━━ 阅读文本 ━━

2.5免疫組化檢測各組小鼠結腸組織中RORγt、Foxp3的表達 免疫組化顯示，與Nor組相比，Mod組小鼠結腸組織中的RORγt陽性細胞比例明顯升高，Foxp3陽性細胞比例明顯降低(P<0.05)，與Mod組相比，Exp組和Con組小鼠結腸組織中RORγt陽性細胞比例明顯降低，Foxp3陽性細胞比例明顯升高(P<0.05)，Exp組和Con組差異無統計學意義(P>0.05)，見圖5。

圖5 各組小鼠結腸組織中RORγt和Foxp3的表達(×400)Fig.5 Expressions of RORγt and Foxp3 in colon tissue of each group of mice (×400)Note:A.RORγt;B.Foxp3.Compared with Nor group,*.P<0.05;compared with Mod group，#.P<0.05.

2.6流式細胞術檢測各組小鼠血清中Treg、Th17細胞變化 流式細胞術結果顯示，與Nor組相比，Mod組小鼠外周血中Th17細胞占CD4T細胞的比例明顯升高，Treg細胞比例明顯下降(P<0.05)，與Mod組相比，Exp組和Con組小鼠外周血中Th17細胞占CD4T細胞的比例明顯下降， Treg細胞比例明顯升高(P<0.05)，Exp組和Con組比例差異無統計學意義(P>0.05)，見圖6。

━━━
━━ 数据 ━━

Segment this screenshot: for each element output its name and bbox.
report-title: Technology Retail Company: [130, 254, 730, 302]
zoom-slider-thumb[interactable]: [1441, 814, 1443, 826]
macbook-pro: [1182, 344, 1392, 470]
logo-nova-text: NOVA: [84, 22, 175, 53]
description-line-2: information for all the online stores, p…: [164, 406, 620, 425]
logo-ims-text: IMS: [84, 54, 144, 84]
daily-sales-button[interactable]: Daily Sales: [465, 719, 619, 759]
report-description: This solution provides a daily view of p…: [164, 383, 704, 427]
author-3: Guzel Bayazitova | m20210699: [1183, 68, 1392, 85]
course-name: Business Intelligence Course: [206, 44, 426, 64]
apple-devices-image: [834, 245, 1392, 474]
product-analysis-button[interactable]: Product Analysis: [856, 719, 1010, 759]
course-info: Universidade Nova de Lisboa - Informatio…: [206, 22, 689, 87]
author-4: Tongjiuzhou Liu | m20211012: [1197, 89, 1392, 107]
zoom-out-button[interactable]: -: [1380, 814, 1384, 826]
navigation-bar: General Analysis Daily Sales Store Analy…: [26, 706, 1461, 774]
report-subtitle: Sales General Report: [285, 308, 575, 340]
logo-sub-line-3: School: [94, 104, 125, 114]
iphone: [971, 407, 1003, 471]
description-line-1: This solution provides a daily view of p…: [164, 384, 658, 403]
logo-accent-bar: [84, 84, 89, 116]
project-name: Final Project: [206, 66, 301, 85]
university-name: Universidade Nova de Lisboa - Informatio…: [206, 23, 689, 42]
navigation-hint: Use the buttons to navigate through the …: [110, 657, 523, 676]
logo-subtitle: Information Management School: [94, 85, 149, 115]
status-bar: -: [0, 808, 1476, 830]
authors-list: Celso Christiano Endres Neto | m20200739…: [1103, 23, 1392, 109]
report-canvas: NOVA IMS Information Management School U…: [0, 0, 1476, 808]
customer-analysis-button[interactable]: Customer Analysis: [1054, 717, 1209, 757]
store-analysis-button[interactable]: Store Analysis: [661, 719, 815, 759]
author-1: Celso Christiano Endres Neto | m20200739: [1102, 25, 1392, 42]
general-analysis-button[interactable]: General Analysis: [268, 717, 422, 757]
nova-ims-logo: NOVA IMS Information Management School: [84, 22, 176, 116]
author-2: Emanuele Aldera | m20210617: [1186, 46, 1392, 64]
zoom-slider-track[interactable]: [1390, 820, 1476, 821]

━━━

• _任务要求 1_: 请将阅读文本中从“2.5免疫組化檢測各組小鼠結”开始、一直到“with Mod group，#.P<0.05.”为止的部分逐字照录。
• _任务要求 2_: 请将阅读文本中以“2.6流式细胞术检测”开头的段落改写为要点列表，并保留其主要事实。

• _参考答案 1_:
2.5免疫組化檢測各組小鼠結腸組織中RORγt、Foxp3的表達 免疫組化顯示，與Nor組相比，Mod組小鼠結腸組織中的RORγt陽性細胞比例明顯升高，Foxp3陽性細胞比例明顯降低(P<0.05)，與Mod組相比，Exp組和Con組小鼠結腸組織中RORγt陽性細胞比例明顯降低，Foxp3陽性細胞比例明顯升高(P<0.05)，Exp組和Con組差異無統計學意義(P>0.05)，見圖5。

圖5 各組小鼠結腸組織中RORγt和Foxp3的表達(×400)Fig.5 Expressions of RORγt and Foxp3 in colon tissue of each group of mice (×400)Note:A.RORγt;B.Foxp3.Compared with Nor group,*.P<0.05;compared with Mod group，#.P<0.05.

• _参考答案 2_:
- 检测内容：用流式细胞术检测各组小鼠血清中Treg、Th17细胞的变化。
- Mod组与Nor组相比：外周血中Th17细胞占CD4T细胞的比例明显升高，Treg细胞比例明显下降（P<0.05）。
- Exp组和Con组与Mod组相比：Th17细胞占CD4T细胞的比例明显下降，Treg细胞比例明显升高（P<0.05）。
- Exp组与Con组相比：比例差异无统计学意义（P>0.05）。
- 结果见图6。